SHORT PROBLEM
Word for word, quote all of the material, omitting the pictures.
**** GIVEN RECORDS
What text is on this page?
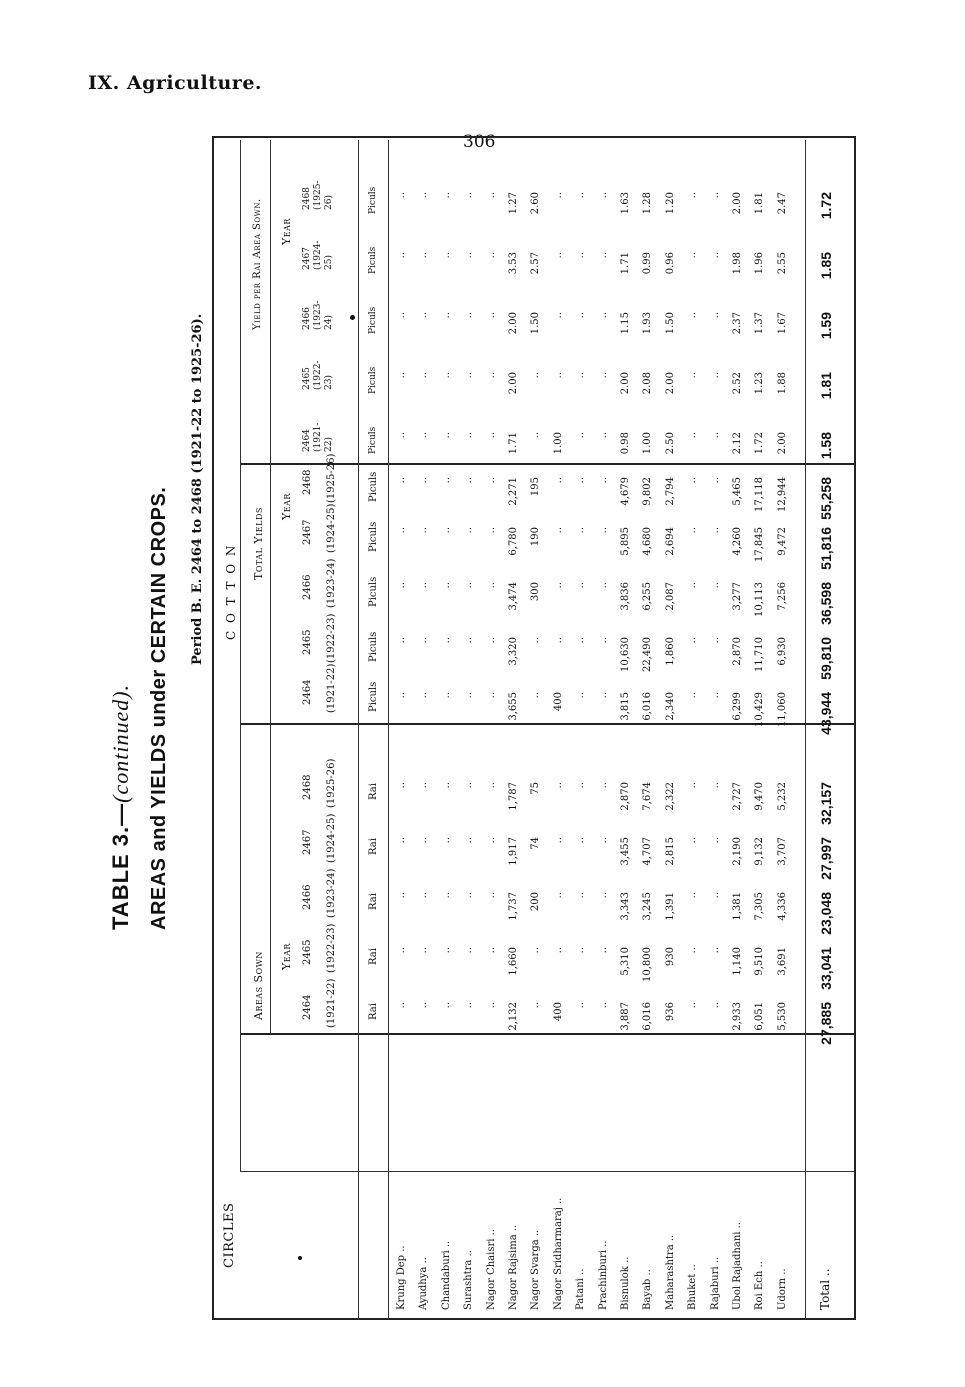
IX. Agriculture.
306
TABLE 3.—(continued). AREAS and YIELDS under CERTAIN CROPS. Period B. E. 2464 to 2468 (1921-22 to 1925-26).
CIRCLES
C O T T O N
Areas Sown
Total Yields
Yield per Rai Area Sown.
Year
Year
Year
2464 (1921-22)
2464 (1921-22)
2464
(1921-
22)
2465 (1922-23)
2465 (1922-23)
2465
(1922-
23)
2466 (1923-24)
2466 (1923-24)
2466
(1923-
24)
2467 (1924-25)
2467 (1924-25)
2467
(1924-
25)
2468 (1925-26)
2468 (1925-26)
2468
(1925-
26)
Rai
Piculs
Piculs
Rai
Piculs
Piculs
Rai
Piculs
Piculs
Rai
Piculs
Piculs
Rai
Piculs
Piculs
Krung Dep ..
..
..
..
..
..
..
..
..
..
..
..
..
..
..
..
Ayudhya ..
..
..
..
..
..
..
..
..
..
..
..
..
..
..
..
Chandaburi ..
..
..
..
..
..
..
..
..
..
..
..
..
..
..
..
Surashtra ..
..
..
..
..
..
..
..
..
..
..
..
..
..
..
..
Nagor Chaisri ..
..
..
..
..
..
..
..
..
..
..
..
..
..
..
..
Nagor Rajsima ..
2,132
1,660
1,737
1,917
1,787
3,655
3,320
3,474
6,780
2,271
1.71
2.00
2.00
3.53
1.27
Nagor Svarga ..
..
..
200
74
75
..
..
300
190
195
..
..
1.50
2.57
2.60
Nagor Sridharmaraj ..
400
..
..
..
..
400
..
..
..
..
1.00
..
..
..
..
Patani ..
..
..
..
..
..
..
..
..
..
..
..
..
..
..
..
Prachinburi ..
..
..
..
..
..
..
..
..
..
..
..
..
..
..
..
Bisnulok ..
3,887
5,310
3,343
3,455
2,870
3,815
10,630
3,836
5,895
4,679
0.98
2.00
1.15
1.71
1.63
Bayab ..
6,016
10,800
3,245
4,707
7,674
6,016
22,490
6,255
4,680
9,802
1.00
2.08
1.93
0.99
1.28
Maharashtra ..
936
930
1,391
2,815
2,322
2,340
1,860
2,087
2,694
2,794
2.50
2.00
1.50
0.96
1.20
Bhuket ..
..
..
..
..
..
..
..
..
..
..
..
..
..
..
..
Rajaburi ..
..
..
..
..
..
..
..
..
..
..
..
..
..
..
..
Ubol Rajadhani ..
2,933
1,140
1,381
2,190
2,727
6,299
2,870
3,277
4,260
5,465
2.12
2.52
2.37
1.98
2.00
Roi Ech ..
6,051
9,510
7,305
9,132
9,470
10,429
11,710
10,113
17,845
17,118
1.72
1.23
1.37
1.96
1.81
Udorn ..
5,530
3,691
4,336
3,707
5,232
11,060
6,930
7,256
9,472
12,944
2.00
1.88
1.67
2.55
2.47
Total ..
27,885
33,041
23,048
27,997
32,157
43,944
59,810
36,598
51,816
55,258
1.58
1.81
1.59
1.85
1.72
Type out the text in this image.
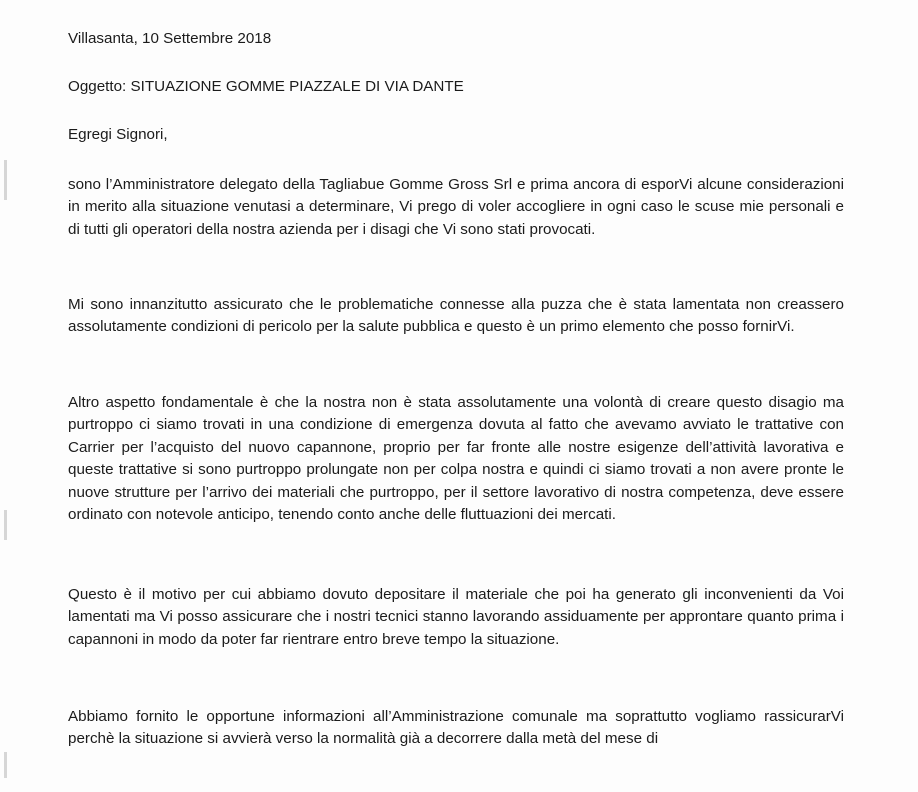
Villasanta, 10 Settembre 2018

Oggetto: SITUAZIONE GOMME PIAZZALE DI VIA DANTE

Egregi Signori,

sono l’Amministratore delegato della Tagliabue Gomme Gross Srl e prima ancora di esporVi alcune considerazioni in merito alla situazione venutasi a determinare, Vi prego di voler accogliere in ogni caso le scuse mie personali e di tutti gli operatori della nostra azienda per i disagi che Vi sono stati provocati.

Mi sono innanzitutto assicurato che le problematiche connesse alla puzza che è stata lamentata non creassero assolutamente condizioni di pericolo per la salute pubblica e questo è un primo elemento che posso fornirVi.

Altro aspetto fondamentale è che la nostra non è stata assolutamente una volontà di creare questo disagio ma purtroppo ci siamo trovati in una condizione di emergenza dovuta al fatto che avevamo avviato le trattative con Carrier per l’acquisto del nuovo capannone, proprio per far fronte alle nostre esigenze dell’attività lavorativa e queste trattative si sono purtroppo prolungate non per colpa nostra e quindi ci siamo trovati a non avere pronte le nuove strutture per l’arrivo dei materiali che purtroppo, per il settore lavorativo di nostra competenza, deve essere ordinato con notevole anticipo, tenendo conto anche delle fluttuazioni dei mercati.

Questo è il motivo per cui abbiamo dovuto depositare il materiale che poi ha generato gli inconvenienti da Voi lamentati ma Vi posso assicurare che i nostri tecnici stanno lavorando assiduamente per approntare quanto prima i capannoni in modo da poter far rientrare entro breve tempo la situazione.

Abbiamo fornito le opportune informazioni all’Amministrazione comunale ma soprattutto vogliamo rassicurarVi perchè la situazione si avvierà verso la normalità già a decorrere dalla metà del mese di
********
REPLY
What text is on this page?
IX. Agriculture.
306
TABLE 3.—(continued). AREAS and YIELDS under CERTAIN CROPS. Period B. E. 2464 to 2468 (1921-22 to 1925-26).
CIRCLES
C O T T O N
Areas Sown
Total Yields
Yield per Rai Area Sown.
Year
Year
Year
2464 (1921-22)
2464 (1921-22)
2464
(1921-
22)
2465 (1922-23)
2465 (1922-23)
2465
(1922-
23)
2466 (1923-24)
2466 (1923-24)
2466
(1923-
24)
2467 (1924-25)
2467 (1924-25)
2467
(1924-
25)
2468 (1925-26)
2468 (1925-26)
2468
(1925-
26)
Rai
Piculs
Piculs
Rai
Piculs
Piculs
Rai
Piculs
Piculs
Rai
Piculs
Piculs
Rai
Piculs
Piculs
Krung Dep ..
..
..
..
..
..
..
..
..
..
..
..
..
..
..
..
Ayudhya ..
..
..
..
..
..
..
..
..
..
..
..
..
..
..
..
Chandaburi ..
..
..
..
..
..
..
..
..
..
..
..
..
..
..
..
Surashtra ..
..
..
..
..
..
..
..
..
..
..
..
..
..
..
..
Nagor Chaisri ..
..
..
..
..
..
..
..
..
..
..
..
..
..
..
..
Nagor Rajsima ..
2,132
1,660
1,737
1,917
1,787
3,655
3,320
3,474
6,780
2,271
1.71
2.00
2.00
3.53
1.27
Nagor Svarga ..
..
..
200
74
75
..
..
300
190
195
..
..
1.50
2.57
2.60
Nagor Sridharmaraj ..
400
..
..
..
..
400
..
..
..
..
1.00
..
..
..
..
Patani ..
..
..
..
..
..
..
..
..
..
..
..
..
..
..
..
Prachinburi ..
..
..
..
..
..
..
..
..
..
..
..
..
..
..
..
Bisnulok ..
3,887
5,310
3,343
3,455
2,870
3,815
10,630
3,836
5,895
4,679
0.98
2.00
1.15
1.71
1.63
Bayab ..
6,016
10,800
3,245
4,707
7,674
6,016
22,490
6,255
4,680
9,802
1.00
2.08
1.93
0.99
1.28
Maharashtra ..
936
930
1,391
2,815
2,322
2,340
1,860
2,087
2,694
2,794
2.50
2.00
1.50
0.96
1.20
Bhuket ..
..
..
..
..
..
..
..
..
..
..
..
..
..
..
..
Rajaburi ..
..
..
..
..
..
..
..
..
..
..
..
..
..
..
..
Ubol Rajadhani ..
2,933
1,140
1,381
2,190
2,727
6,299
2,870
3,277
4,260
5,465
2.12
2.52
2.37
1.98
2.00
Roi Ech ..
6,051
9,510
7,305
9,132
9,470
10,429
11,710
10,113
17,845
17,118
1.72
1.23
1.37
1.96
1.81
Udorn ..
5,530
3,691
4,336
3,707
5,232
11,060
6,930
7,256
9,472
12,944
2.00
1.88
1.67
2.55
2.47
Total ..
27,885
33,041
23,048
27,997
32,157
43,944
59,810
36,598
51,816
55,258
1.58
1.81
1.59
1.85
1.72
Type out the text in this image.
Villasanta, 10 Settembre 2018

Oggetto: SITUAZIONE GOMME PIAZZALE DI VIA DANTE

Egregi Signori,

sono l’Amministratore delegato della Tagliabue Gomme Gross Srl e prima ancora di esporVi alcune considerazioni in merito alla situazione venutasi a determinare, Vi prego di voler accogliere in ogni caso le scuse mie personali e di tutti gli operatori della nostra azienda per i disagi che Vi sono stati provocati.

Mi sono innanzitutto assicurato che le problematiche connesse alla puzza che è stata lamentata non creassero assolutamente condizioni di pericolo per la salute pubblica e questo è un primo elemento che posso fornirVi.

Altro aspetto fondamentale è che la nostra non è stata assolutamente una volontà di creare questo disagio ma purtroppo ci siamo trovati in una condizione di emergenza dovuta al fatto che avevamo avviato le trattative con Carrier per l’acquisto del nuovo capannone, proprio per far fronte alle nostre esigenze dell’attività lavorativa e queste trattative si sono purtroppo prolungate non per colpa nostra e quindi ci siamo trovati a non avere pronte le nuove strutture per l’arrivo dei materiali che purtroppo, per il settore lavorativo di nostra competenza, deve essere ordinato con notevole anticipo, tenendo conto anche delle fluttuazioni dei mercati.

Questo è il motivo per cui abbiamo dovuto depositare il materiale che poi ha generato gli inconvenienti da Voi lamentati ma Vi posso assicurare che i nostri tecnici stanno lavorando assiduamente per approntare quanto prima i capannoni in modo da poter far rientrare entro breve tempo la situazione.

Abbiamo fornito le opportune informazioni all’Amministrazione comunale ma soprattutto vogliamo rassicurarVi perchè la situazione si avvierà verso la normalità già a decorrere dalla metà del mese di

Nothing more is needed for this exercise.